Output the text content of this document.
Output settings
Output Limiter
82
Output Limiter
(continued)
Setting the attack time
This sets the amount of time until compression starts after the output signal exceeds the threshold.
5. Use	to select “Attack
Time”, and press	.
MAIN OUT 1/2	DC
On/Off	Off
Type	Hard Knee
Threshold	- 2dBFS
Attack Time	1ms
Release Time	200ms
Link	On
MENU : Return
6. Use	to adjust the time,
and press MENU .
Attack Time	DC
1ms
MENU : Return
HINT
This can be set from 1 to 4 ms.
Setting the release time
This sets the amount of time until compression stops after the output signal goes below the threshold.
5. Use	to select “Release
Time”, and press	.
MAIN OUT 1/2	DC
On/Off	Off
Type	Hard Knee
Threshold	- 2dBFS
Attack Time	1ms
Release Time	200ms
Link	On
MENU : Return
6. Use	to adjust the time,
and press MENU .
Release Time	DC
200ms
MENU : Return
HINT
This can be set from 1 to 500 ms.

-- -- --

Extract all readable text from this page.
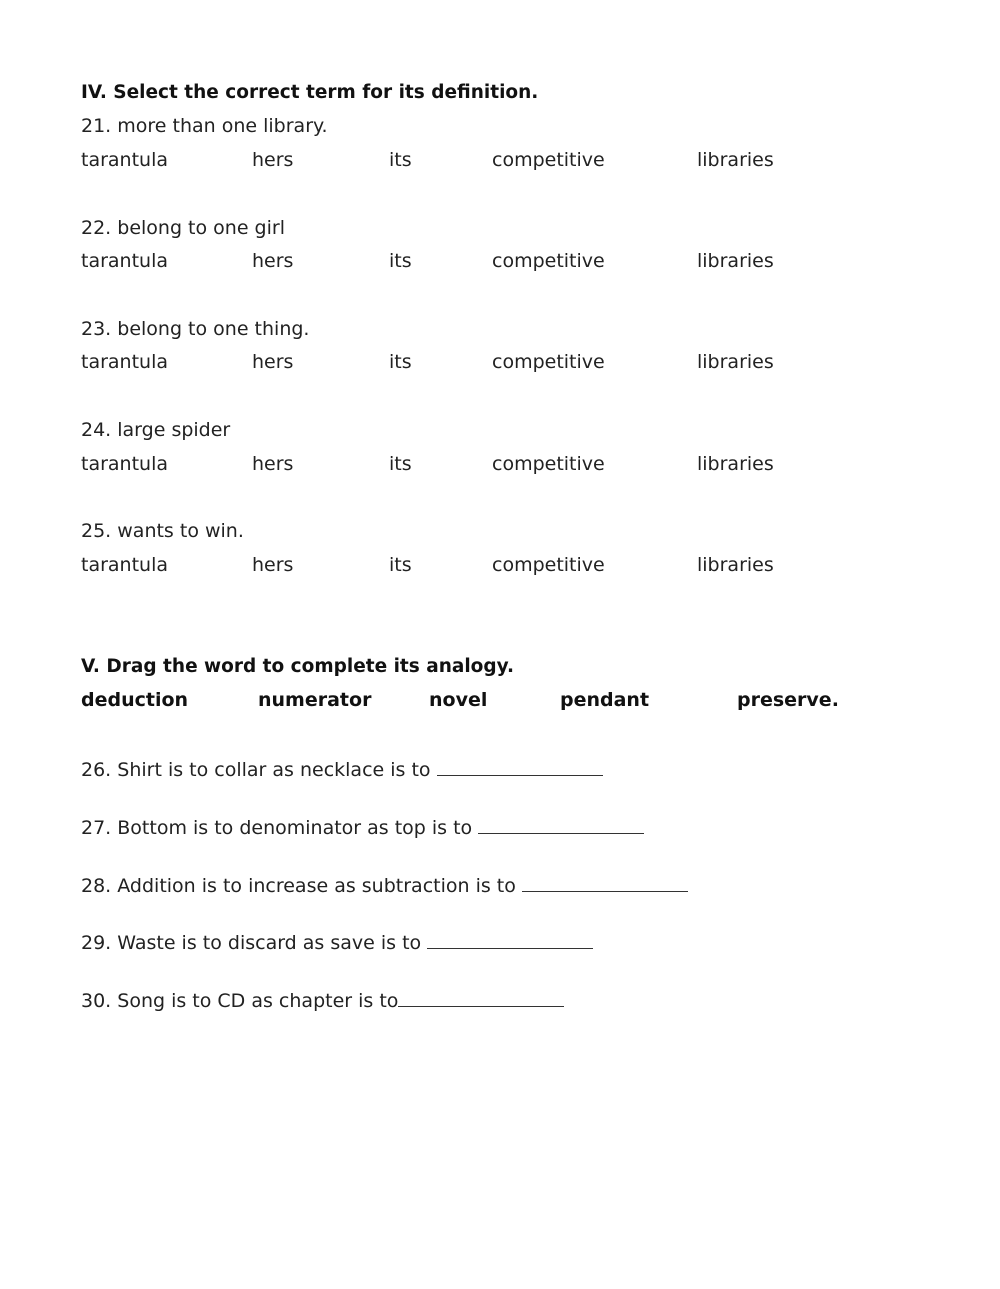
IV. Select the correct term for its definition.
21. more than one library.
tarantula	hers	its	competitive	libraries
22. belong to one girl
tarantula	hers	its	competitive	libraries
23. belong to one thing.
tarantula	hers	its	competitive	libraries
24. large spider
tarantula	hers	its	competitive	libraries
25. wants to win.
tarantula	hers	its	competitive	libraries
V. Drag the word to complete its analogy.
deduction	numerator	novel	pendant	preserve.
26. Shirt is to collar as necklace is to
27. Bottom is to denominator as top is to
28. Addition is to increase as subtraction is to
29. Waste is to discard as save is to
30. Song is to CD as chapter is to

-- -- --

**EXERCISE BRIEF**
From the data, list each line in which the string "until" appears.

**THE ANSWER**
This sets the amount of time until compression starts after the output signal exceeds the threshold.
This sets the amount of time until compression stops after the output signal goes below the threshold.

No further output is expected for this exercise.